**Task to carry out:**
Reproduce the rows below, swapping "epochs" for "rounds" and leaving everything else unchanged.

★ ★ ★

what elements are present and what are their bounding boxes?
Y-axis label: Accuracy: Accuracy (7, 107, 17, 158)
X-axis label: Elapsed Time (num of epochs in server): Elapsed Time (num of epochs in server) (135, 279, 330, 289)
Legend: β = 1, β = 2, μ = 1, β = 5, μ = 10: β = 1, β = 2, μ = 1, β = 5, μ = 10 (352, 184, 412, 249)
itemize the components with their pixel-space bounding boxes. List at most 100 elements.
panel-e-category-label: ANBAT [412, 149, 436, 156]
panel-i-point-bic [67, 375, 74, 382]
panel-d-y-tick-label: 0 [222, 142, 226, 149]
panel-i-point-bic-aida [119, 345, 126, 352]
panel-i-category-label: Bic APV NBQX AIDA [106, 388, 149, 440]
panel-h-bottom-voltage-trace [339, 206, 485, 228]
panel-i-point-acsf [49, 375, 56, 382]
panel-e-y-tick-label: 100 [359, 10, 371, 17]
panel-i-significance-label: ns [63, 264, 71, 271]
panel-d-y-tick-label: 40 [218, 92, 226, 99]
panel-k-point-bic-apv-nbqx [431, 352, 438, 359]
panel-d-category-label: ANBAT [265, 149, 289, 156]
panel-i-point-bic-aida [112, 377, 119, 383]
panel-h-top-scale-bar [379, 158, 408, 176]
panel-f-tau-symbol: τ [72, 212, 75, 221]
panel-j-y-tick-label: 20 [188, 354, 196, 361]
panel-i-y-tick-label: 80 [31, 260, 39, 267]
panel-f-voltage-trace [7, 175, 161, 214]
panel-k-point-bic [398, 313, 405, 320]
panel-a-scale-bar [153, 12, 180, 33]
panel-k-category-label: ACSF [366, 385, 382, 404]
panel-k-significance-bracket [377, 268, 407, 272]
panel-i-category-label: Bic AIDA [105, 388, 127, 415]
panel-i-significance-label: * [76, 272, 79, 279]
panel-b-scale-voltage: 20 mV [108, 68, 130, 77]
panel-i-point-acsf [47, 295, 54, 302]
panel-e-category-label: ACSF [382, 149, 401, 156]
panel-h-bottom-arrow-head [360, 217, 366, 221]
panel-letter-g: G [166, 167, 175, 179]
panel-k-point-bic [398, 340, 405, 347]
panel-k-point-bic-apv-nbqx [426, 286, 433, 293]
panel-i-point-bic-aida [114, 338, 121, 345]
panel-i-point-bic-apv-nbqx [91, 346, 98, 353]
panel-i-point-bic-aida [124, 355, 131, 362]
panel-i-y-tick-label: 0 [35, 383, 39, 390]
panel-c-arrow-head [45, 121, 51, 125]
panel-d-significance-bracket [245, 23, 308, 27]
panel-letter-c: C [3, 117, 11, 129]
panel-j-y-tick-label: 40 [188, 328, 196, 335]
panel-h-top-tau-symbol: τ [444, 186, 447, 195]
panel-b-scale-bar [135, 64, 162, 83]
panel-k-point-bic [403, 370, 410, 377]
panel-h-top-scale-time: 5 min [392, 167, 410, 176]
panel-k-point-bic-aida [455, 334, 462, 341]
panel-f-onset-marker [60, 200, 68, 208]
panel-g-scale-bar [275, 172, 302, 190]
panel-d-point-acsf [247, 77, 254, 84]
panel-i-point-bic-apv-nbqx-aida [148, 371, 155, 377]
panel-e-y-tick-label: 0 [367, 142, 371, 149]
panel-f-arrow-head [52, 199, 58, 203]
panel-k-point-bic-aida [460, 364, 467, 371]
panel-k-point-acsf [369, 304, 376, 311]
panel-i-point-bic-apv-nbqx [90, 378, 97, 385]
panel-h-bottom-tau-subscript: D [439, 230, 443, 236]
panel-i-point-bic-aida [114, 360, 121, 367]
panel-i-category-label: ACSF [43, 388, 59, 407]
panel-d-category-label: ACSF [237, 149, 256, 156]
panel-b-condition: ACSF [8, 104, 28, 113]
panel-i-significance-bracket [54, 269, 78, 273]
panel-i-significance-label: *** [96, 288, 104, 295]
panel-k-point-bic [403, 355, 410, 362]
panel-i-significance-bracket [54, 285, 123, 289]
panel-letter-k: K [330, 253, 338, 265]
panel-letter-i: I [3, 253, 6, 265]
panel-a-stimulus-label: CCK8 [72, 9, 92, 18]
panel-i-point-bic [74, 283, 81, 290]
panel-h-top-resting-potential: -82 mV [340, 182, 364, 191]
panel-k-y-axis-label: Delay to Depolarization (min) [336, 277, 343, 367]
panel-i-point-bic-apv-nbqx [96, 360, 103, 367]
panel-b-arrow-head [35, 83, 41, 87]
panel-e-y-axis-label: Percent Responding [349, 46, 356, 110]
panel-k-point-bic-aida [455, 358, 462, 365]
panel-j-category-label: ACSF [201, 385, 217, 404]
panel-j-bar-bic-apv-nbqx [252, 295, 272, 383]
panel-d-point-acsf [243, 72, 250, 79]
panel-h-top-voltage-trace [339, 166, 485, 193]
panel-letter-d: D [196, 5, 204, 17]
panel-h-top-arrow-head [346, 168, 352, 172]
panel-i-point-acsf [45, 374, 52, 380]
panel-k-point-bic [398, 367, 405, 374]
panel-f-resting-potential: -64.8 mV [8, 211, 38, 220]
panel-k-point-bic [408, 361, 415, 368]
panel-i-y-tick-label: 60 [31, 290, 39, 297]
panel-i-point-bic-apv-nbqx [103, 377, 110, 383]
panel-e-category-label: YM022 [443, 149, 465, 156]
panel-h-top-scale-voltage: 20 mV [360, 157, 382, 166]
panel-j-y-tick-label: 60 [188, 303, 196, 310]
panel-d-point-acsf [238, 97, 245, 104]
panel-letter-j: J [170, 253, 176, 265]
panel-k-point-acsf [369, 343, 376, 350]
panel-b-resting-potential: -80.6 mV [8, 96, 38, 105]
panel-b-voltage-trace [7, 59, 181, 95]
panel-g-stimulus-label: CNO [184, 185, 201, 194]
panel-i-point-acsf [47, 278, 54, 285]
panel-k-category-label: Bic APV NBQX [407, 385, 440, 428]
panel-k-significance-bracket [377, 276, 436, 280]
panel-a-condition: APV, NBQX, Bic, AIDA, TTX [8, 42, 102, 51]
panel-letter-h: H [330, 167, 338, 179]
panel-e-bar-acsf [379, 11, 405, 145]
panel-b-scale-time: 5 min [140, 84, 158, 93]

★ ★ ★

**Written reply:**
what elements are present and what are their bounding boxes?
Y-axis label: Accuracy: Accuracy (7, 107, 17, 158)
X-axis label: Elapsed Time (num of rounds in server): Elapsed Time (num of rounds in server) (135, 279, 330, 289)
Legend: β = 1, β = 2, μ = 1, β = 5, μ = 10: β = 1, β = 2, μ = 1, β = 5, μ = 10 (352, 184, 412, 249)
itemize the components with their pixel-space bounding boxes. List at most 100 elements.
panel-e-category-label: ANBAT [412, 149, 436, 156]
panel-i-point-bic [67, 375, 74, 382]
panel-d-y-tick-label: 0 [222, 142, 226, 149]
panel-i-point-bic-aida [119, 345, 126, 352]
panel-i-category-label: Bic APV NBQX AIDA [106, 388, 149, 440]
panel-h-bottom-voltage-trace [339, 206, 485, 228]
panel-i-point-acsf [49, 375, 56, 382]
panel-e-y-tick-label: 100 [359, 10, 371, 17]
panel-i-significance-label: ns [63, 264, 71, 271]
panel-d-y-tick-label: 40 [218, 92, 226, 99]
panel-k-point-bic-apv-nbqx [431, 352, 438, 359]
panel-d-category-label: ANBAT [265, 149, 289, 156]
panel-i-point-bic-aida [112, 377, 119, 383]
panel-h-top-scale-bar [379, 158, 408, 176]
panel-f-tau-symbol: τ [72, 212, 75, 221]
panel-j-y-tick-label: 20 [188, 354, 196, 361]
panel-i-y-tick-label: 80 [31, 260, 39, 267]
panel-f-voltage-trace [7, 175, 161, 214]
panel-k-point-bic [398, 313, 405, 320]
panel-a-scale-bar [153, 12, 180, 33]
panel-k-category-label: ACSF [366, 385, 382, 404]
panel-k-significance-bracket [377, 268, 407, 272]
panel-i-category-label: Bic AIDA [105, 388, 127, 415]
panel-i-significance-label: * [76, 272, 79, 279]
panel-b-scale-voltage: 20 mV [108, 68, 130, 77]
panel-i-point-acsf [47, 295, 54, 302]
panel-e-category-label: ACSF [382, 149, 401, 156]
panel-h-bottom-arrow-head [360, 217, 366, 221]
panel-letter-g: G [166, 167, 175, 179]
panel-k-point-bic [398, 340, 405, 347]
panel-k-point-bic-apv-nbqx [426, 286, 433, 293]
panel-i-point-bic-aida [114, 338, 121, 345]
panel-i-point-bic-apv-nbqx [91, 346, 98, 353]
panel-i-point-bic-aida [124, 355, 131, 362]
panel-i-y-tick-label: 0 [35, 383, 39, 390]
panel-c-arrow-head [45, 121, 51, 125]
panel-d-significance-bracket [245, 23, 308, 27]
panel-letter-c: C [3, 117, 11, 129]
panel-j-y-tick-label: 40 [188, 328, 196, 335]
panel-h-top-tau-symbol: τ [444, 186, 447, 195]
panel-b-scale-bar [135, 64, 162, 83]
panel-k-point-bic [403, 370, 410, 377]
panel-h-top-scale-time: 5 min [392, 167, 410, 176]
panel-k-point-bic-aida [455, 334, 462, 341]
panel-f-onset-marker [60, 200, 68, 208]
panel-g-scale-bar [275, 172, 302, 190]
panel-d-point-acsf [247, 77, 254, 84]
panel-i-point-bic-apv-nbqx-aida [148, 371, 155, 377]
panel-e-y-tick-label: 0 [367, 142, 371, 149]
panel-f-arrow-head [52, 199, 58, 203]
panel-k-point-bic-aida [460, 364, 467, 371]
panel-k-point-acsf [369, 304, 376, 311]
panel-i-point-bic-apv-nbqx [90, 378, 97, 385]
panel-h-bottom-tau-subscript: D [439, 230, 443, 236]
panel-i-point-bic-aida [114, 360, 121, 367]
panel-i-category-label: ACSF [43, 388, 59, 407]
panel-d-category-label: ACSF [237, 149, 256, 156]
panel-b-condition: ACSF [8, 104, 28, 113]
panel-i-significance-bracket [54, 269, 78, 273]
panel-i-significance-label: *** [96, 288, 104, 295]
panel-k-point-bic [403, 355, 410, 362]
panel-i-significance-bracket [54, 285, 123, 289]
panel-letter-k: K [330, 253, 338, 265]
panel-letter-i: I [3, 253, 6, 265]
panel-a-stimulus-label: CCK8 [72, 9, 92, 18]
panel-i-point-bic [74, 283, 81, 290]
panel-h-top-resting-potential: -82 mV [340, 182, 364, 191]
panel-k-y-axis-label: Delay to Depolarization (min) [336, 277, 343, 367]
panel-i-point-bic-apv-nbqx [96, 360, 103, 367]
panel-b-arrow-head [35, 83, 41, 87]
panel-e-y-axis-label: Percent Responding [349, 46, 356, 110]
panel-k-point-bic-aida [455, 358, 462, 365]
panel-j-category-label: ACSF [201, 385, 217, 404]
panel-j-bar-bic-apv-nbqx [252, 295, 272, 383]
panel-d-point-acsf [243, 72, 250, 79]
panel-h-top-voltage-trace [339, 166, 485, 193]
panel-letter-d: D [196, 5, 204, 17]
panel-h-top-arrow-head [346, 168, 352, 172]
panel-i-point-acsf [45, 374, 52, 380]
panel-k-point-bic [398, 367, 405, 374]
panel-f-resting-potential: -64.8 mV [8, 211, 38, 220]
panel-k-point-bic [408, 361, 415, 368]
panel-i-y-tick-label: 60 [31, 290, 39, 297]
panel-i-point-bic-apv-nbqx [103, 377, 110, 383]
panel-e-category-label: YM022 [443, 149, 465, 156]
panel-h-top-scale-voltage: 20 mV [360, 157, 382, 166]
panel-j-y-tick-label: 60 [188, 303, 196, 310]
panel-d-point-acsf [238, 97, 245, 104]
panel-letter-j: J [170, 253, 176, 265]
panel-k-point-acsf [369, 343, 376, 350]
panel-b-resting-potential: -80.6 mV [8, 96, 38, 105]
panel-b-voltage-trace [7, 59, 181, 95]
panel-g-stimulus-label: CNO [184, 185, 201, 194]
panel-i-point-acsf [47, 278, 54, 285]
panel-k-category-label: Bic APV NBQX [407, 385, 440, 428]
panel-k-significance-bracket [377, 276, 436, 280]
panel-a-condition: APV, NBQX, Bic, AIDA, TTX [8, 42, 102, 51]
panel-letter-h: H [330, 167, 338, 179]
panel-e-bar-acsf [379, 11, 405, 145]
panel-b-scale-time: 5 min [140, 84, 158, 93]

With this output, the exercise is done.